--- EXERCISE AIM ---
Restate, word for word, every line of the data.

(Data records)
= = =

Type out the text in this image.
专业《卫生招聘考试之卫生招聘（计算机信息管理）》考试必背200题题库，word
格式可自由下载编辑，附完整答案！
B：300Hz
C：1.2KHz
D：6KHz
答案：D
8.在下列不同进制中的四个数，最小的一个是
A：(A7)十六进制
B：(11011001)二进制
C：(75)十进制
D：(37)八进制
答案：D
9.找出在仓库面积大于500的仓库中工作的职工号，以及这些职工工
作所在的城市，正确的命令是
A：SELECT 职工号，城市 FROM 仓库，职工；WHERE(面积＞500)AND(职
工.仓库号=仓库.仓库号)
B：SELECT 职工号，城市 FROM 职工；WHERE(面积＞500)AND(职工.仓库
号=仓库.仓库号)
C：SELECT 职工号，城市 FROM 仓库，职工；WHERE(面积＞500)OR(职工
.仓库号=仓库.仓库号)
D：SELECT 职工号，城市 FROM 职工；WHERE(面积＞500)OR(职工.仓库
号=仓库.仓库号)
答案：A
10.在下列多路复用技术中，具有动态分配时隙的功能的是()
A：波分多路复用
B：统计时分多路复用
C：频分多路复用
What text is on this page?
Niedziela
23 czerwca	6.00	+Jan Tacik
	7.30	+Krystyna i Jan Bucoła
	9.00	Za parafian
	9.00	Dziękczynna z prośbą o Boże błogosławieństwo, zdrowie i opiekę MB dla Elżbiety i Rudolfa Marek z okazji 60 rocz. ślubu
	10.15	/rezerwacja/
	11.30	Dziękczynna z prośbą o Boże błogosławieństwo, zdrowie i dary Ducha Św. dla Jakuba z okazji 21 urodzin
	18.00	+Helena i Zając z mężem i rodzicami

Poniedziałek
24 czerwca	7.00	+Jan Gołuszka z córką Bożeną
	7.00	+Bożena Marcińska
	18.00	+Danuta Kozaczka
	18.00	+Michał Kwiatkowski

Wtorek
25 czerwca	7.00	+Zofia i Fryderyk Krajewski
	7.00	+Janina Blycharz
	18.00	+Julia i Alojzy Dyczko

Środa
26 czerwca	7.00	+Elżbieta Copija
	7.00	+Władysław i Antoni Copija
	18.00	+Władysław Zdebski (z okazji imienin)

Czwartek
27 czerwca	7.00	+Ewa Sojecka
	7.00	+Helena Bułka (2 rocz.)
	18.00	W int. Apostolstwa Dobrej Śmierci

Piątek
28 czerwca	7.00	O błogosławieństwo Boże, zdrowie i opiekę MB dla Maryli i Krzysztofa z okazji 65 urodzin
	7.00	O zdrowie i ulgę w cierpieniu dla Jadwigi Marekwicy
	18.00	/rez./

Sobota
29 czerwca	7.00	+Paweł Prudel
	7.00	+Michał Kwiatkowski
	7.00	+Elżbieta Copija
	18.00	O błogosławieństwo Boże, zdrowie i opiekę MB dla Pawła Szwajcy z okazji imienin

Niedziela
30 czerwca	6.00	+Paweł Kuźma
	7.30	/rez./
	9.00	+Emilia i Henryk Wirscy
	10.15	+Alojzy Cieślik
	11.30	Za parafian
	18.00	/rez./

= = =

--- EXERCISE OUTPUT ---
Type out the text in this image.
专业《卫生招聘考试之卫生招聘（计算机信息管理）》考试必背200题题库，word
格式可自由下载编辑，附完整答案！
B：300Hz
C：1.2KHz
D：6KHz
答案：D
8.在下列不同进制中的四个数，最小的一个是
A：(A7)十六进制
B：(11011001)二进制
C：(75)十进制
D：(37)八进制
答案：D
9.找出在仓库面积大于500的仓库中工作的职工号，以及这些职工工
作所在的城市，正确的命令是
A：SELECT 职工号，城市 FROM 仓库，职工；WHERE(面积＞500)AND(职
工.仓库号=仓库.仓库号)
B：SELECT 职工号，城市 FROM 职工；WHERE(面积＞500)AND(职工.仓库
号=仓库.仓库号)
C：SELECT 职工号，城市 FROM 仓库，职工；WHERE(面积＞500)OR(职工
.仓库号=仓库.仓库号)
D：SELECT 职工号，城市 FROM 职工；WHERE(面积＞500)OR(职工.仓库
号=仓库.仓库号)
答案：A
10.在下列多路复用技术中，具有动态分配时隙的功能的是()
A：波分多路复用
B：统计时分多路复用
C：频分多路复用
What text is on this page?
Niedziela
23 czerwca	6.00	+Jan Tacik
	7.30	+Krystyna i Jan Bucoła
	9.00	Za parafian
	9.00	Dziękczynna z prośbą o Boże błogosławieństwo, zdrowie i opiekę MB dla Elżbiety i Rudolfa Marek z okazji 60 rocz. ślubu
	10.15	/rezerwacja/
	11.30	Dziękczynna z prośbą o Boże błogosławieństwo, zdrowie i dary Ducha Św. dla Jakuba z okazji 21 urodzin
	18.00	+Helena i Zając z mężem i rodzicami

Poniedziałek
24 czerwca	7.00	+Jan Gołuszka z córką Bożeną
	7.00	+Bożena Marcińska
	18.00	+Danuta Kozaczka
	18.00	+Michał Kwiatkowski

Wtorek
25 czerwca	7.00	+Zofia i Fryderyk Krajewski
	7.00	+Janina Blycharz
	18.00	+Julia i Alojzy Dyczko

Środa
26 czerwca	7.00	+Elżbieta Copija
	7.00	+Władysław i Antoni Copija
	18.00	+Władysław Zdebski (z okazji imienin)

Czwartek
27 czerwca	7.00	+Ewa Sojecka
	7.00	+Helena Bułka (2 rocz.)
	18.00	W int. Apostolstwa Dobrej Śmierci

Piątek
28 czerwca	7.00	O błogosławieństwo Boże, zdrowie i opiekę MB dla Maryli i Krzysztofa z okazji 65 urodzin
	7.00	O zdrowie i ulgę w cierpieniu dla Jadwigi Marekwicy
	18.00	/rez./

Sobota
29 czerwca	7.00	+Paweł Prudel
	7.00	+Michał Kwiatkowski
	7.00	+Elżbieta Copija
	18.00	O błogosławieństwo Boże, zdrowie i opiekę MB dla Pawła Szwajcy z okazji imienin

Niedziela
30 czerwca	6.00	+Paweł Kuźma
	7.30	/rez./
	9.00	+Emilia i Henryk Wirscy
	10.15	+Alojzy Cieślik
	11.30	Za parafian
	18.00	/rez./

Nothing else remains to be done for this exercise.